** Begin INPUT ROWS **

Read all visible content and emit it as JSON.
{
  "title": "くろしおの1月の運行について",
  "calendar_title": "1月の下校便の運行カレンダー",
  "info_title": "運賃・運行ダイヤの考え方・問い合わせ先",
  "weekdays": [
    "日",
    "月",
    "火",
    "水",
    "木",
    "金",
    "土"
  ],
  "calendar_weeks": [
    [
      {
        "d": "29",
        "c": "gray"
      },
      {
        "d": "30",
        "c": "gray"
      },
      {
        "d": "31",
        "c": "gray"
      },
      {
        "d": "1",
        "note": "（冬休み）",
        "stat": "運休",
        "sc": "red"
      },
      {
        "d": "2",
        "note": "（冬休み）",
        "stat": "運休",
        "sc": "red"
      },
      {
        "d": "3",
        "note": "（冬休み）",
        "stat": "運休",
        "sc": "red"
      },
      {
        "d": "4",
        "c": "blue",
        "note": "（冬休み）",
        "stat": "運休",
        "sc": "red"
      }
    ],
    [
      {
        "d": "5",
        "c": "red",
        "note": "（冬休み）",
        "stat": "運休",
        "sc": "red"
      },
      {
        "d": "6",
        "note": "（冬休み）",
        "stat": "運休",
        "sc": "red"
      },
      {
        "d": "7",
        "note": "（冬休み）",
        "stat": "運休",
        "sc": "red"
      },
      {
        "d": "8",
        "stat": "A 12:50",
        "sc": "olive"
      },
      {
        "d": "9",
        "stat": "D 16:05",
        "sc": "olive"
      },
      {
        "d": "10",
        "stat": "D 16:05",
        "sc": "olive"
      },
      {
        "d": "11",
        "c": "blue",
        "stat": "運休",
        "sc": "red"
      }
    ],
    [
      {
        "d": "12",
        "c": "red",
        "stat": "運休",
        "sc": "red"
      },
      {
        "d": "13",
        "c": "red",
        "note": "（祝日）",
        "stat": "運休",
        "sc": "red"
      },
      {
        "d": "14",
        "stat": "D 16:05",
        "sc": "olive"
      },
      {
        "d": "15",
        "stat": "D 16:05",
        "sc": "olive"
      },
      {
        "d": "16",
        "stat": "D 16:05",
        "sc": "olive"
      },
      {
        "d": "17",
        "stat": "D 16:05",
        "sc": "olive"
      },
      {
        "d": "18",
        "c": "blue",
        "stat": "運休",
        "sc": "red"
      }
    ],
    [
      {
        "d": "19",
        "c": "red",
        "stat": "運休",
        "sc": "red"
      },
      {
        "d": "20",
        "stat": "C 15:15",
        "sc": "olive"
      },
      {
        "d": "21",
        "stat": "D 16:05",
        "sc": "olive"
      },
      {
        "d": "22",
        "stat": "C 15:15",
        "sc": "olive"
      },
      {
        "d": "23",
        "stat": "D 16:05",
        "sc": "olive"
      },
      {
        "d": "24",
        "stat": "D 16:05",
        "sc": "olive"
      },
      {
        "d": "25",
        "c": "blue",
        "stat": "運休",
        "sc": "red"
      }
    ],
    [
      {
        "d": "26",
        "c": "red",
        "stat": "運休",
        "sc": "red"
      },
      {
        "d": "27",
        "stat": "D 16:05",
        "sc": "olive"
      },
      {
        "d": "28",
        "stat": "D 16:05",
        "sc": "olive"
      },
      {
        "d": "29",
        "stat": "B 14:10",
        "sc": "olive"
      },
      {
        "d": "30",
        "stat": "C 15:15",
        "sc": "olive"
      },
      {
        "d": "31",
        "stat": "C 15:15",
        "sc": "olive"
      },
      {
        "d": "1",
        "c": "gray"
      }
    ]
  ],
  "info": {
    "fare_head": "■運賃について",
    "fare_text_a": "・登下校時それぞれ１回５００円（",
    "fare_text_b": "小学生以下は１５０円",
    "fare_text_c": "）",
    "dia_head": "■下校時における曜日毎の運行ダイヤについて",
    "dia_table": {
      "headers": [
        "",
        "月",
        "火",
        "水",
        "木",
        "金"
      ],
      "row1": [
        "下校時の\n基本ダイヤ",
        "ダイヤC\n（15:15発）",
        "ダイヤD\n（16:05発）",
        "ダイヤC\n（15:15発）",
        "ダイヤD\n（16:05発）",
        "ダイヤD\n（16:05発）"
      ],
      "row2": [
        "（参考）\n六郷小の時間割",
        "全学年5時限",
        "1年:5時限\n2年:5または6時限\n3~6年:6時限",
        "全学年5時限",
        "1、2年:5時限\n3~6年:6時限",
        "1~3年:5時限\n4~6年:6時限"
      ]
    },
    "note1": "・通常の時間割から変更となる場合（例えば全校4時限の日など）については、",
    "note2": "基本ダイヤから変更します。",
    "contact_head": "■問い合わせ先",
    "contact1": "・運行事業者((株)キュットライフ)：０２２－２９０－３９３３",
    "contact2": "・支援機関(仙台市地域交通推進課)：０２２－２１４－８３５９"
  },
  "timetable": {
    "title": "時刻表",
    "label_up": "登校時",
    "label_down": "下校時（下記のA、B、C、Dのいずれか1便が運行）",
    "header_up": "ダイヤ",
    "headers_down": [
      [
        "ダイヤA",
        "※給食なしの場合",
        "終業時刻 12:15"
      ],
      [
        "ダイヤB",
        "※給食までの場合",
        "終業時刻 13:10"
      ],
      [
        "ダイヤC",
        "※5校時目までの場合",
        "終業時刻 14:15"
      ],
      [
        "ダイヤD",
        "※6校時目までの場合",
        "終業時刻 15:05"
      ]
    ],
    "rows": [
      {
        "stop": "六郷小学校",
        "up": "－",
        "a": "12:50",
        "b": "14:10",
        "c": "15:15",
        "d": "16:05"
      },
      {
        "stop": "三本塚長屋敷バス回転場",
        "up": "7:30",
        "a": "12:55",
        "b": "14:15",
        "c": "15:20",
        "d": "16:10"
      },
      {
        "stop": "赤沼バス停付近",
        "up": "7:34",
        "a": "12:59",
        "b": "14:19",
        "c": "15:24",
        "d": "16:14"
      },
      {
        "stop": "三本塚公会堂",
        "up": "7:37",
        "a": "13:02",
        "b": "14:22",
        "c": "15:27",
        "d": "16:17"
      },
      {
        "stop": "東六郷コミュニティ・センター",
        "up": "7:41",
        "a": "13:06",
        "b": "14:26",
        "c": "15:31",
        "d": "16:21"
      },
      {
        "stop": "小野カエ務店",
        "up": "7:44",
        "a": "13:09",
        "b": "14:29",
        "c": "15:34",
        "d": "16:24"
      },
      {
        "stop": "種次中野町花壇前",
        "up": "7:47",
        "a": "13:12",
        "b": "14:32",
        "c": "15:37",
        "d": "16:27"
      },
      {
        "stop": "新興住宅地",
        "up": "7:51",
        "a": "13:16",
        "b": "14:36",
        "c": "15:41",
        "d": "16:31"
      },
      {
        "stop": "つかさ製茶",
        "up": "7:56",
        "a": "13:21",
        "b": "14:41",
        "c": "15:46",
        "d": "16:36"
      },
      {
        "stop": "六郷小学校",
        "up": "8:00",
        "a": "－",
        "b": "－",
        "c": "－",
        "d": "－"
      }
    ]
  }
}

** End INPUT ROWS **

### WHAT TO WORK ON
Nothing should be left out: return all of the records exactly.

### RESULT OF THIS TASK
Read all visible content and emit it as JSON.
{
  "title": "くろしおの1月の運行について",
  "calendar_title": "1月の下校便の運行カレンダー",
  "info_title": "運賃・運行ダイヤの考え方・問い合わせ先",
  "weekdays": [
    "日",
    "月",
    "火",
    "水",
    "木",
    "金",
    "土"
  ],
  "calendar_weeks": [
    [
      {
        "d": "29",
        "c": "gray"
      },
      {
        "d": "30",
        "c": "gray"
      },
      {
        "d": "31",
        "c": "gray"
      },
      {
        "d": "1",
        "note": "（冬休み）",
        "stat": "運休",
        "sc": "red"
      },
      {
        "d": "2",
        "note": "（冬休み）",
        "stat": "運休",
        "sc": "red"
      },
      {
        "d": "3",
        "note": "（冬休み）",
        "stat": "運休",
        "sc": "red"
      },
      {
        "d": "4",
        "c": "blue",
        "note": "（冬休み）",
        "stat": "運休",
        "sc": "red"
      }
    ],
    [
      {
        "d": "5",
        "c": "red",
        "note": "（冬休み）",
        "stat": "運休",
        "sc": "red"
      },
      {
        "d": "6",
        "note": "（冬休み）",
        "stat": "運休",
        "sc": "red"
      },
      {
        "d": "7",
        "note": "（冬休み）",
        "stat": "運休",
        "sc": "red"
      },
      {
        "d": "8",
        "stat": "A 12:50",
        "sc": "olive"
      },
      {
        "d": "9",
        "stat": "D 16:05",
        "sc": "olive"
      },
      {
        "d": "10",
        "stat": "D 16:05",
        "sc": "olive"
      },
      {
        "d": "11",
        "c": "blue",
        "stat": "運休",
        "sc": "red"
      }
    ],
    [
      {
        "d": "12",
        "c": "red",
        "stat": "運休",
        "sc": "red"
      },
      {
        "d": "13",
        "c": "red",
        "note": "（祝日）",
        "stat": "運休",
        "sc": "red"
      },
      {
        "d": "14",
        "stat": "D 16:05",
        "sc": "olive"
      },
      {
        "d": "15",
        "stat": "D 16:05",
        "sc": "olive"
      },
      {
        "d": "16",
        "stat": "D 16:05",
        "sc": "olive"
      },
      {
        "d": "17",
        "stat": "D 16:05",
        "sc": "olive"
      },
      {
        "d": "18",
        "c": "blue",
        "stat": "運休",
        "sc": "red"
      }
    ],
    [
      {
        "d": "19",
        "c": "red",
        "stat": "運休",
        "sc": "red"
      },
      {
        "d": "20",
        "stat": "C 15:15",
        "sc": "olive"
      },
      {
        "d": "21",
        "stat": "D 16:05",
        "sc": "olive"
      },
      {
        "d": "22",
        "stat": "C 15:15",
        "sc": "olive"
      },
      {
        "d": "23",
        "stat": "D 16:05",
        "sc": "olive"
      },
      {
        "d": "24",
        "stat": "D 16:05",
        "sc": "olive"
      },
      {
        "d": "25",
        "c": "blue",
        "stat": "運休",
        "sc": "red"
      }
    ],
    [
      {
        "d": "26",
        "c": "red",
        "stat": "運休",
        "sc": "red"
      },
      {
        "d": "27",
        "stat": "D 16:05",
        "sc": "olive"
      },
      {
        "d": "28",
        "stat": "D 16:05",
        "sc": "olive"
      },
      {
        "d": "29",
        "stat": "B 14:10",
        "sc": "olive"
      },
      {
        "d": "30",
        "stat": "C 15:15",
        "sc": "olive"
      },
      {
        "d": "31",
        "stat": "C 15:15",
        "sc": "olive"
      },
      {
        "d": "1",
        "c": "gray"
      }
    ]
  ],
  "info": {
    "fare_head": "■運賃について",
    "fare_text_a": "・登下校時それぞれ１回５００円（",
    "fare_text_b": "小学生以下は１５０円",
    "fare_text_c": "）",
    "dia_head": "■下校時における曜日毎の運行ダイヤについて",
    "dia_table": {
      "headers": [
        "",
        "月",
        "火",
        "水",
        "木",
        "金"
      ],
      "row1": [
        "下校時の\n基本ダイヤ",
        "ダイヤC\n（15:15発）",
        "ダイヤD\n（16:05発）",
        "ダイヤC\n（15:15発）",
        "ダイヤD\n（16:05発）",
        "ダイヤD\n（16:05発）"
      ],
      "row2": [
        "（参考）\n六郷小の時間割",
        "全学年5時限",
        "1年:5時限\n2年:5または6時限\n3~6年:6時限",
        "全学年5時限",
        "1、2年:5時限\n3~6年:6時限",
        "1~3年:5時限\n4~6年:6時限"
      ]
    },
    "note1": "・通常の時間割から変更となる場合（例えば全校4時限の日など）については、",
    "note2": "基本ダイヤから変更します。",
    "contact_head": "■問い合わせ先",
    "contact1": "・運行事業者((株)キュットライフ)：０２２－２９０－３９３３",
    "contact2": "・支援機関(仙台市地域交通推進課)：０２２－２１４－８３５９"
  },
  "timetable": {
    "title": "時刻表",
    "label_up": "登校時",
    "label_down": "下校時（下記のA、B、C、Dのいずれか1便が運行）",
    "header_up": "ダイヤ",
    "headers_down": [
      [
        "ダイヤA",
        "※給食なしの場合",
        "終業時刻 12:15"
      ],
      [
        "ダイヤB",
        "※給食までの場合",
        "終業時刻 13:10"
      ],
      [
        "ダイヤC",
        "※5校時目までの場合",
        "終業時刻 14:15"
      ],
      [
        "ダイヤD",
        "※6校時目までの場合",
        "終業時刻 15:05"
      ]
    ],
    "rows": [
      {
        "stop": "六郷小学校",
        "up": "－",
        "a": "12:50",
        "b": "14:10",
        "c": "15:15",
        "d": "16:05"
      },
      {
        "stop": "三本塚長屋敷バス回転場",
        "up": "7:30",
        "a": "12:55",
        "b": "14:15",
        "c": "15:20",
        "d": "16:10"
      },
      {
        "stop": "赤沼バス停付近",
        "up": "7:34",
        "a": "12:59",
        "b": "14:19",
        "c": "15:24",
        "d": "16:14"
      },
      {
        "stop": "三本塚公会堂",
        "up": "7:37",
        "a": "13:02",
        "b": "14:22",
        "c": "15:27",
        "d": "16:17"
      },
      {
        "stop": "東六郷コミュニティ・センター",
        "up": "7:41",
        "a": "13:06",
        "b": "14:26",
        "c": "15:31",
        "d": "16:21"
      },
      {
        "stop": "小野カエ務店",
        "up": "7:44",
        "a": "13:09",
        "b": "14:29",
        "c": "15:34",
        "d": "16:24"
      },
      {
        "stop": "種次中野町花壇前",
        "up": "7:47",
        "a": "13:12",
        "b": "14:32",
        "c": "15:37",
        "d": "16:27"
      },
      {
        "stop": "新興住宅地",
        "up": "7:51",
        "a": "13:16",
        "b": "14:36",
        "c": "15:41",
        "d": "16:31"
      },
      {
        "stop": "つかさ製茶",
        "up": "7:56",
        "a": "13:21",
        "b": "14:41",
        "c": "15:46",
        "d": "16:36"
      },
      {
        "stop": "六郷小学校",
        "up": "8:00",
        "a": "－",
        "b": "－",
        "c": "－",
        "d": "－"
      }
    ]
  }
}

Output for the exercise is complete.